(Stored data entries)
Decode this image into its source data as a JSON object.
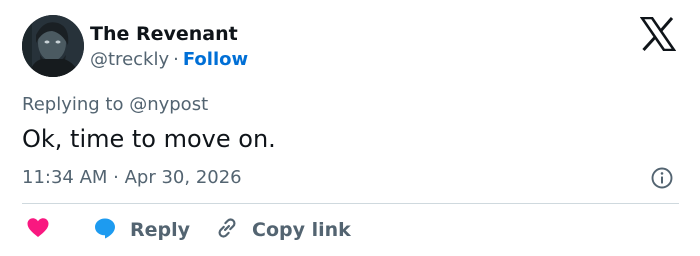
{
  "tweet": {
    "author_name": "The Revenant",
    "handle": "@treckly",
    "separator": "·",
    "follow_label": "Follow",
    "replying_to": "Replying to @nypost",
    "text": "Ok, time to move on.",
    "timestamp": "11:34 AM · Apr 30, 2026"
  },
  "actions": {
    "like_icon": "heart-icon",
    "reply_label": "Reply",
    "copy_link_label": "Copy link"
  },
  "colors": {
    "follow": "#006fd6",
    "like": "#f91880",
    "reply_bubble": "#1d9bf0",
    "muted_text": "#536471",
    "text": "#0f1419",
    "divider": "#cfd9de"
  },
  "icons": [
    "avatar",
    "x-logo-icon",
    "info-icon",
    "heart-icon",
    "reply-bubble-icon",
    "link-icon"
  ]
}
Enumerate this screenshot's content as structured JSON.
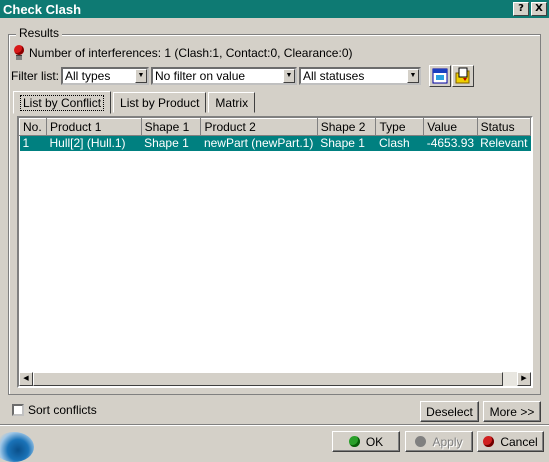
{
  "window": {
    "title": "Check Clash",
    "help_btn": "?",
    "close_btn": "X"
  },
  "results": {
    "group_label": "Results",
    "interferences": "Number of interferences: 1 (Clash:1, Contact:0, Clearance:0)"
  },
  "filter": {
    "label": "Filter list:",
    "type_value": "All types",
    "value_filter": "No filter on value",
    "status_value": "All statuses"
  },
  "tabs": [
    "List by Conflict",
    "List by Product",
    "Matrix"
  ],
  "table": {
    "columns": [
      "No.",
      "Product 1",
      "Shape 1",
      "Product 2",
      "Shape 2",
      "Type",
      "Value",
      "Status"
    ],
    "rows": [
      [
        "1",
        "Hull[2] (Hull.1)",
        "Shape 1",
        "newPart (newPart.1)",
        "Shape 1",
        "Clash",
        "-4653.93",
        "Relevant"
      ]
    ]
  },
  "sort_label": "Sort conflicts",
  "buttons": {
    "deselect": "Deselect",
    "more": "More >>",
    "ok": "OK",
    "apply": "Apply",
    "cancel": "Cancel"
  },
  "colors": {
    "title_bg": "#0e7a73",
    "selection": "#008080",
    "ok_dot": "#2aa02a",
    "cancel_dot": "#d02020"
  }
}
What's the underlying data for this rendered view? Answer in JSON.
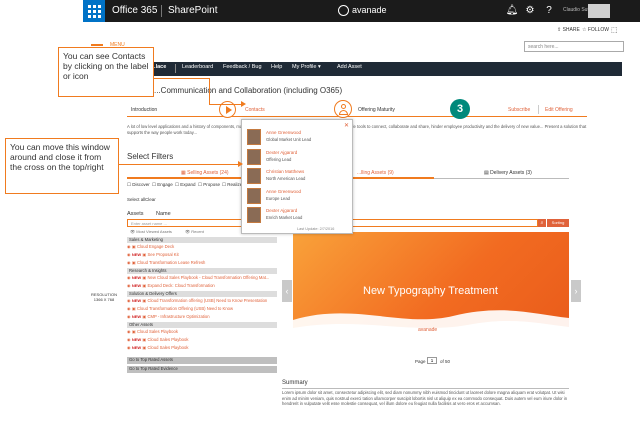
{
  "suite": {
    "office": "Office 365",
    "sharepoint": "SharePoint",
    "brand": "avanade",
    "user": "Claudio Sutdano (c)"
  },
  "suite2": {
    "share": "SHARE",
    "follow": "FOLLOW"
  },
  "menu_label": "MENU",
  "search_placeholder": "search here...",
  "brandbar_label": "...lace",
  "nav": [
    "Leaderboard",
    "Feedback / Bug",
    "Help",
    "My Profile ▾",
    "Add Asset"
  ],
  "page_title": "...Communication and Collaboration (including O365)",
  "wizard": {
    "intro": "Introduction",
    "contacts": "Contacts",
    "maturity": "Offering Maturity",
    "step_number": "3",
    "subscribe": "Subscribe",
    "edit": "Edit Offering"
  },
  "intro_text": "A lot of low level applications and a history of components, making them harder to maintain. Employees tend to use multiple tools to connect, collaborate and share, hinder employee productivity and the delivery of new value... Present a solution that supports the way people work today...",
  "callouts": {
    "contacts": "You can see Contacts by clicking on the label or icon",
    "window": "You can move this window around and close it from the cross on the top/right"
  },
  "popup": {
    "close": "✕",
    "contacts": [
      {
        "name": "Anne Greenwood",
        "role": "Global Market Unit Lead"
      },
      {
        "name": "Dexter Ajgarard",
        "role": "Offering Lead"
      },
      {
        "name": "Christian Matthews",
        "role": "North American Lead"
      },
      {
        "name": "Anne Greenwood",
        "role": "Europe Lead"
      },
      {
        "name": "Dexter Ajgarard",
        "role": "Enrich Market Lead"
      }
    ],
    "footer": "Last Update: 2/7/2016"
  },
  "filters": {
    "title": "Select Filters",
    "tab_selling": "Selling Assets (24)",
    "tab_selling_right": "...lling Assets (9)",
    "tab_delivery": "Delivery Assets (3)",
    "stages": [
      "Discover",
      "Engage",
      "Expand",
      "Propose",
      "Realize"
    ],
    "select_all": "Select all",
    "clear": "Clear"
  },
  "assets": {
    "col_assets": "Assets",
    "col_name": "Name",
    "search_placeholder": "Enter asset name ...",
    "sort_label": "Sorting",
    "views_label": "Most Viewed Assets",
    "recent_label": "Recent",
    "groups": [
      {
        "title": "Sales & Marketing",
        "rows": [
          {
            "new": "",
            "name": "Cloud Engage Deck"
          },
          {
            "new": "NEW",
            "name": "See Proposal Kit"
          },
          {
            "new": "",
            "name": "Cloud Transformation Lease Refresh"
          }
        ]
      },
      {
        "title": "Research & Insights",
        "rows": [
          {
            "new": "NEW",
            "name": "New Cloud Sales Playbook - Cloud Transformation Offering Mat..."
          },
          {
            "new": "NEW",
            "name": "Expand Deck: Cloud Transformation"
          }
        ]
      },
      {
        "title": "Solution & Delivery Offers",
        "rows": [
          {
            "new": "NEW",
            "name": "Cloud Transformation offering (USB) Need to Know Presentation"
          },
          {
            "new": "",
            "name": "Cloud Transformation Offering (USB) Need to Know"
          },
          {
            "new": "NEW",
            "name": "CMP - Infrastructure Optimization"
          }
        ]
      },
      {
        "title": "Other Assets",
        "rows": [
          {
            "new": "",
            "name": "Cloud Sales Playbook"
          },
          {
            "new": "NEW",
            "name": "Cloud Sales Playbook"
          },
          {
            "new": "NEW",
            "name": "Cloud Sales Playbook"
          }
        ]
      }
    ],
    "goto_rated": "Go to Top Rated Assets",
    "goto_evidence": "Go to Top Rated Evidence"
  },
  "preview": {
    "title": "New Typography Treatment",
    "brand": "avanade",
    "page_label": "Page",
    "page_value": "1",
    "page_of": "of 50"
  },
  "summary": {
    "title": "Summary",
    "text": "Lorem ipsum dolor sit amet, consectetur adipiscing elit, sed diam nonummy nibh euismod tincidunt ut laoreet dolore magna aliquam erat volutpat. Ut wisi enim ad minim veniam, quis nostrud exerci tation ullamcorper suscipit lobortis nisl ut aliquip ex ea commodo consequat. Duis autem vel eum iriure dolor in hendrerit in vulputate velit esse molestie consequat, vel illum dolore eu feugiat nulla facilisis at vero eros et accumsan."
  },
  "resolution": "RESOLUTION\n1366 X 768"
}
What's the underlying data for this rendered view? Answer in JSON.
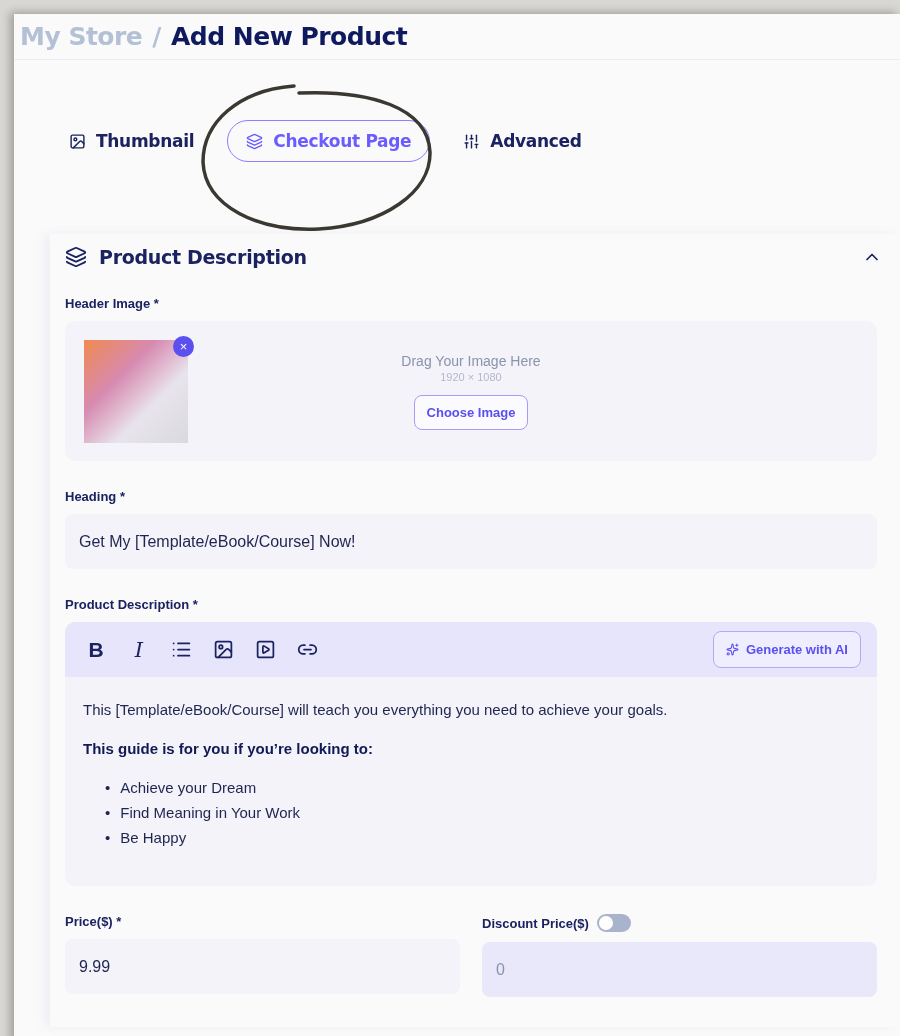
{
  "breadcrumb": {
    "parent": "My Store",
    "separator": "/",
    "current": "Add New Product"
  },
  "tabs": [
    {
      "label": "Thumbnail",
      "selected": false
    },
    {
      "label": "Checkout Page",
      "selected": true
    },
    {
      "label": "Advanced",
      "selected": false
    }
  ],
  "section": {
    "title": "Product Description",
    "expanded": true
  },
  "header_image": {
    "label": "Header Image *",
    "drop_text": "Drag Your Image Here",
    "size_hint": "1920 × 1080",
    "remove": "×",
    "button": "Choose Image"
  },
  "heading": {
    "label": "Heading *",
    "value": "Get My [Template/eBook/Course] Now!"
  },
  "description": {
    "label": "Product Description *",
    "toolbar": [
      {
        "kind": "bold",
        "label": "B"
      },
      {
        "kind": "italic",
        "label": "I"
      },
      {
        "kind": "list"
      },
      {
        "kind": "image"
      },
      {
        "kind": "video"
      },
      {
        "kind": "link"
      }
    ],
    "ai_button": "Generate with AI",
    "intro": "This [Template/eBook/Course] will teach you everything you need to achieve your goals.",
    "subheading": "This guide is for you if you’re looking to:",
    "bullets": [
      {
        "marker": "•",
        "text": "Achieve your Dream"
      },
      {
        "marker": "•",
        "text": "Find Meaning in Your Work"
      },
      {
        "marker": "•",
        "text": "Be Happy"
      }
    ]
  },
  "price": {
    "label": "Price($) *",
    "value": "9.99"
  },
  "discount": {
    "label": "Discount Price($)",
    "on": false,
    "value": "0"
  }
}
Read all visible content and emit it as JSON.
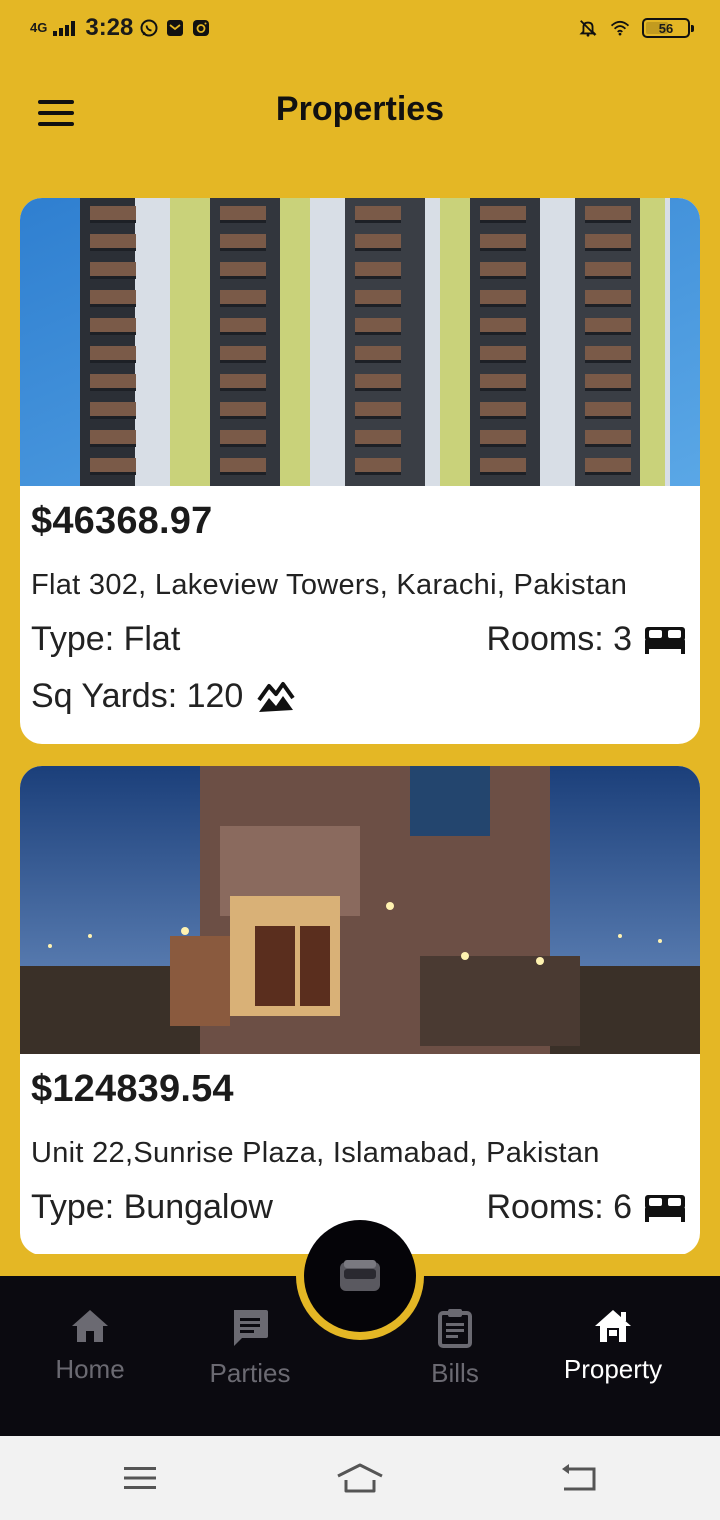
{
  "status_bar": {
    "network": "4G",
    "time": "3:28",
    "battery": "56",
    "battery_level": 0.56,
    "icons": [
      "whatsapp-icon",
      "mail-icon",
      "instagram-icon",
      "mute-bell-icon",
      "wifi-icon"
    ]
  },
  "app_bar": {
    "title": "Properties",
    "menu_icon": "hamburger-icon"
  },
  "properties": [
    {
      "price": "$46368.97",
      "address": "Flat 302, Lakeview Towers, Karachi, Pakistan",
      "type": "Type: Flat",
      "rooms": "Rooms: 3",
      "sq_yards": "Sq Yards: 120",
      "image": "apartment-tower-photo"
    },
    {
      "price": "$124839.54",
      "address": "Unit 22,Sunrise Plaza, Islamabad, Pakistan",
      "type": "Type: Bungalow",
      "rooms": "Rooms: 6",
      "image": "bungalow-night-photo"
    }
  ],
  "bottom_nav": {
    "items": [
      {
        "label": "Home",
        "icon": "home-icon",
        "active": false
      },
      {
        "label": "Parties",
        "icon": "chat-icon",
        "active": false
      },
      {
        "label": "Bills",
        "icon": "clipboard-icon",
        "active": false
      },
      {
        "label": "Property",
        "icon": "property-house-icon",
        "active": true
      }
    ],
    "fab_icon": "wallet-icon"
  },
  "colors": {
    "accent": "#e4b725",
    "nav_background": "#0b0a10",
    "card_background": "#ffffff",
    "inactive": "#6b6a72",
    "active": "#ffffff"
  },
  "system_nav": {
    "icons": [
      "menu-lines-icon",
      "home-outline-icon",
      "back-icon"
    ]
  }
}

What to work on:
Some lines of the records may hold the word "Transformation". How many do? Answer with a number and nothing else.

Solution for this problem:
5